• _EXTRACT PROVIDED_:
○ ○ ○ ○ ○ ○ ○

The Competition Commission of India (CCI) has been doing a rather phenomenal job as the country’s premier competition law regulator. Its recent orders, like, the one imposing a penalty of 6.3 billion on DLF for abuse of dominance and another imposing a fine of 60 billion on cement companies for engaging in cartelisation etc., illustrate how proactive the CCI has been to ensure fair play in the Indian market.
Unfortunately, in certain cases, the CCI has not been able to take appropriate action against impugned parties because of lacunae in law, for instance, the absence of the concept of ‘collective dominance’ in the Indian Competition Act, 2002. CCI, by its recent order in Sanjeev Rao vs. Andhra Pradesh Hire Purchase Association [Order dated February 07, 2013 in Case no 49/ 2012] admitted its failure to penalise the parties implicated in the case due to the absence of possibility of collective/ joint dominance under § 4 of the Competition Act. This is not the first instance when the CCI has passed such an order. The same has happened on various occasions before, like in Royal Energy Ltd. vs. IOCL [2012CompLR563(CCI)] Shri Sonam Sharma vs. Apple, Vodafone, Airtel & Ors. [2013CompLR0346(CCI)] to name a few. . Such a disturbing trend of cases being dismissed due to absence of the concept of ‘collective dominance’ in Indian law raises a fundamental question: Is the inclusion of ‘collective dominance’ in the Indian Competition regime truly the need of the hour?
Looking at the concept of collective dominance first, it may be noted that it is used when a group of independent or unrelated entities which are connected through an economic link cumulatively hold a ‘dominant position’ in the market and start abusing the same. Developed under the European Competition law, this concept is premised on the fact that the companies need not be dominant individually, but may also be so collectively. This distinguishes collective dominance from other forms of abuse of dominance cases, where a firm has to show dominance independently.
In India, the abuse of dominance is covered under § 4 of the Indian Competition Act, 2002. The Act prohibits an ‘enterprise’ or a ‘group’ to abuse its dominant position. The term ‘group’, added in 2007 through an amendment refers to entities under the same management rather than those independent of each other. Thus,’ collective dominance’ is not covered under the present Indian law. However, the recent Competition (Amendment) Bill, 2012 seeks to acknowledge this concept by adding the words “singly or jointly” after the word ‘group’ in § 4.

○ ○ ○ ○ ○ ○ ○

• _EXTRACTED DATA_:
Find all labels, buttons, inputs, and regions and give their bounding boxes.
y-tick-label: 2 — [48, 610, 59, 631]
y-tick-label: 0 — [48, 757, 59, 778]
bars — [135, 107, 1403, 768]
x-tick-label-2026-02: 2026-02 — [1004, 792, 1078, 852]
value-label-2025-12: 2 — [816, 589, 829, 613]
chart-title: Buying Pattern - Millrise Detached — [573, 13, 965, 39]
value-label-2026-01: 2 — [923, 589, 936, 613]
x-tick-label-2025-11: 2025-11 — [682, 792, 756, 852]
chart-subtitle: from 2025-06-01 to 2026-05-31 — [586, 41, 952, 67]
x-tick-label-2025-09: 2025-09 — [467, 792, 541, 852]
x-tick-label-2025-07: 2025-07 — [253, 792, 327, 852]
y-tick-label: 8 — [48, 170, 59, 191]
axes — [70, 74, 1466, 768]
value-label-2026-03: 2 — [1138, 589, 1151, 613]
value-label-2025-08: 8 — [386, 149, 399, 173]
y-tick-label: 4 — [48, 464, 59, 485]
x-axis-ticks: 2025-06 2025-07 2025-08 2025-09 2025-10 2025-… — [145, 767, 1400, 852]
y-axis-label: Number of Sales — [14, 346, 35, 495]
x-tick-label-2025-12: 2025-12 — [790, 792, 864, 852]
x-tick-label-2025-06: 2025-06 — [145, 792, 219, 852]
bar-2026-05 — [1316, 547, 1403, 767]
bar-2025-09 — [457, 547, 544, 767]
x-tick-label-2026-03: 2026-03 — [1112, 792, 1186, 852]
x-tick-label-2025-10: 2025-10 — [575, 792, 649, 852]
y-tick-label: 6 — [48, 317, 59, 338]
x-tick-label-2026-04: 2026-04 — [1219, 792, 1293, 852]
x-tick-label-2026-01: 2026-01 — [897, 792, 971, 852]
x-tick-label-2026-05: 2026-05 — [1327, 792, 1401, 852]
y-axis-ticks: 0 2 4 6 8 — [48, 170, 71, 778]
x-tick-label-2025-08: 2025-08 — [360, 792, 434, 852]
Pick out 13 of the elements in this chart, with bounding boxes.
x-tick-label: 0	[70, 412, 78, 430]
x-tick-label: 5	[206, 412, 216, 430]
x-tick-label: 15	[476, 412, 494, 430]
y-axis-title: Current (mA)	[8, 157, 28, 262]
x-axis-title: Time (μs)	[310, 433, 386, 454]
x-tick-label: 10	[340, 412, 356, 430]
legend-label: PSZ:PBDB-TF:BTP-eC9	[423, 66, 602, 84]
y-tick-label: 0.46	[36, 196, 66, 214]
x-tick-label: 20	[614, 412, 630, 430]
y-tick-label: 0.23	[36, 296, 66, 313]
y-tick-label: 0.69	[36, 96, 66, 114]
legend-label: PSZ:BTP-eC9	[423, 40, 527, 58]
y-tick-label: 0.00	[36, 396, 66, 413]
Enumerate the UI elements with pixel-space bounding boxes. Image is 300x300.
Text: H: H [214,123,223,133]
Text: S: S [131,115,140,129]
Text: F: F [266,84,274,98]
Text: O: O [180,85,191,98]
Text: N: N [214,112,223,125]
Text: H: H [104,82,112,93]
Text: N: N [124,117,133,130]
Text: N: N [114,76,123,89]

○ ○ ○ ○ ○ ○ ○

• _SHORT TASK_: Reproduce the article on collective dominance starting with "The Competition Commission" and going on through "the Indian market.", putting "watchdog" wherever "regulator" appears.

• _REPLY_:
The Competition Commission of India (CCI) has been doing a rather phenomenal job as the country’s premier competition law watchdog. Its recent orders, like, the one imposing a penalty of 6.3 billion on DLF for abuse of dominance and another imposing a fine of 60 billion on cement companies for engaging in cartelisation etc., illustrate how proactive the CCI has been to ensure fair play in the Indian market.